> STATED GOAL
Give the lines from the one with "body-line-15: 我们的杨课长，在工作中给了我诸多的指导与帮助，感谢我的: [140, 994, 818, 1023]" through the one with "body-line-7: 我刚来东方康宁也才两个月，可能还有很多人不认识我，自来: [140, 589, 818, 618]" again, renaming "body-line" to "text-line" and leaving everything else unchanged.

Layout dataset entries:
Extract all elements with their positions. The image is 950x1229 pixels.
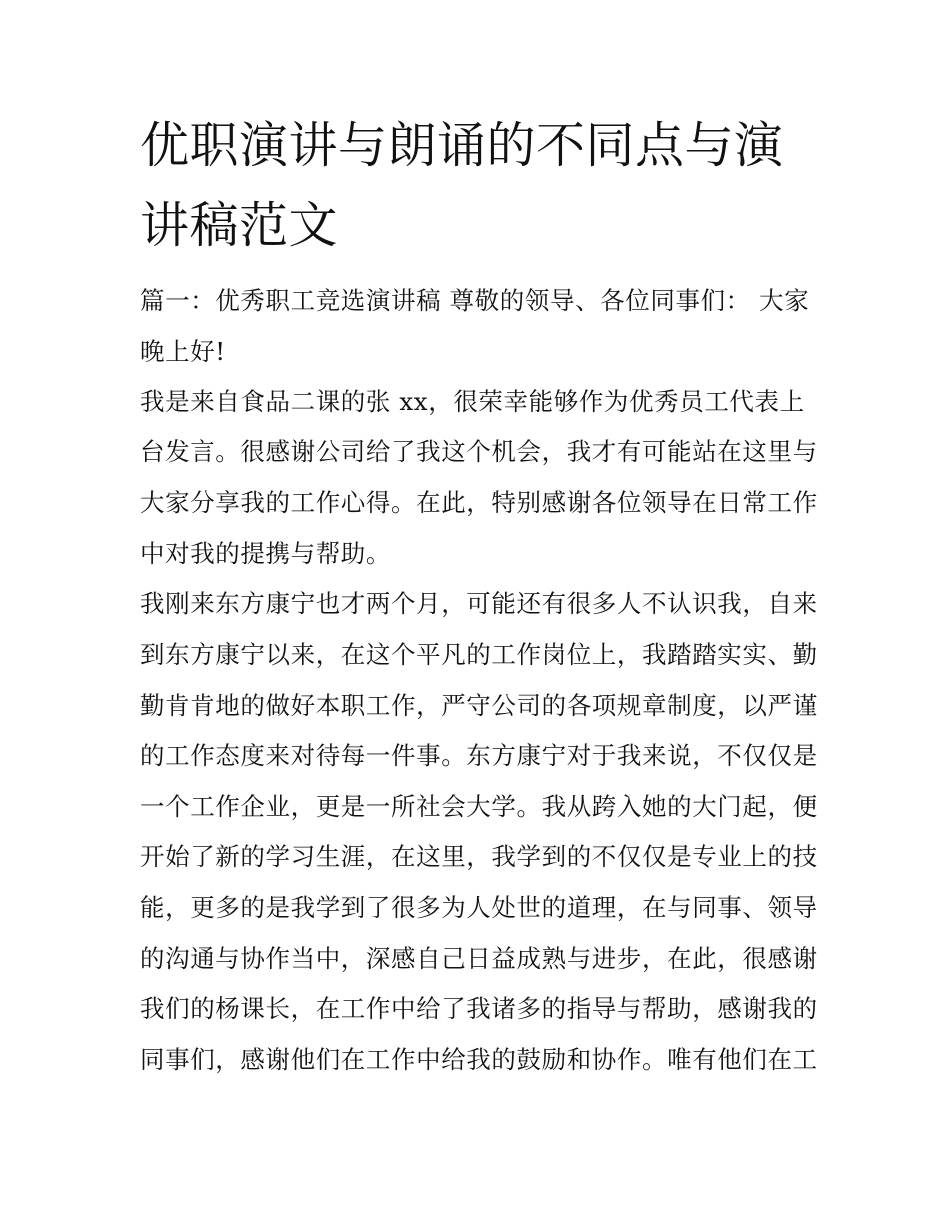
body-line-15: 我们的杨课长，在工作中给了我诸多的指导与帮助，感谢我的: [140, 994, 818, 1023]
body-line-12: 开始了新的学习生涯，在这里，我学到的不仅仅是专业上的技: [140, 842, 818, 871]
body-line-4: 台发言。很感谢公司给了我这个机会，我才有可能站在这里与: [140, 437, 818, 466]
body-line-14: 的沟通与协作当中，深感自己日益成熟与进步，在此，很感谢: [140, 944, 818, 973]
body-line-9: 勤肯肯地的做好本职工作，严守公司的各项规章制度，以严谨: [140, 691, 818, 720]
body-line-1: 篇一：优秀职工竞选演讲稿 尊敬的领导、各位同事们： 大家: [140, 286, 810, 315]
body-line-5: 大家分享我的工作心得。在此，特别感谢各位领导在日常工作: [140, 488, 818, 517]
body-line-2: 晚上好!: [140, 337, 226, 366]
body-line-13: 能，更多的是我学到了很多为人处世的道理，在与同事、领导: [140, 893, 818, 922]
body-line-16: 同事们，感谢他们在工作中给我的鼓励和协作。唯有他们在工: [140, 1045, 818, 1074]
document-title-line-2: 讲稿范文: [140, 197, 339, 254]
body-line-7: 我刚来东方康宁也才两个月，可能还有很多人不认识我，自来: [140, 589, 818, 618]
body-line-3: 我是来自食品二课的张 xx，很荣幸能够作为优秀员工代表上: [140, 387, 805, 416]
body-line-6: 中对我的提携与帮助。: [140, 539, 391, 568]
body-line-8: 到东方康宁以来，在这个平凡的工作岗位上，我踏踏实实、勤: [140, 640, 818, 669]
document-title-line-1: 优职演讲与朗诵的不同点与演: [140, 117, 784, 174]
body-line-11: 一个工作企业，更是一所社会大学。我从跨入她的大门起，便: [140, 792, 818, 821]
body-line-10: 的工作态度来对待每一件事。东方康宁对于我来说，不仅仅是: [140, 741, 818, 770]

> SOLUTION BELOW
text-line-15: 我们的杨课长，在工作中给了我诸多的指导与帮助，感谢我的: [140, 994, 818, 1023]
text-line-12: 开始了新的学习生涯，在这里，我学到的不仅仅是专业上的技: [140, 842, 818, 871]
text-line-4: 台发言。很感谢公司给了我这个机会，我才有可能站在这里与: [140, 437, 818, 466]
text-line-14: 的沟通与协作当中，深感自己日益成熟与进步，在此，很感谢: [140, 944, 818, 973]
text-line-9: 勤肯肯地的做好本职工作，严守公司的各项规章制度，以严谨: [140, 691, 818, 720]
text-line-1: 篇一：优秀职工竞选演讲稿 尊敬的领导、各位同事们： 大家: [140, 286, 810, 315]
text-line-5: 大家分享我的工作心得。在此，特别感谢各位领导在日常工作: [140, 488, 818, 517]
text-line-2: 晚上好!: [140, 337, 226, 366]
text-line-13: 能，更多的是我学到了很多为人处世的道理，在与同事、领导: [140, 893, 818, 922]
text-line-16: 同事们，感谢他们在工作中给我的鼓励和协作。唯有他们在工: [140, 1045, 818, 1074]
document-title-line-2: 讲稿范文: [140, 197, 339, 254]
text-line-7: 我刚来东方康宁也才两个月，可能还有很多人不认识我，自来: [140, 589, 818, 618]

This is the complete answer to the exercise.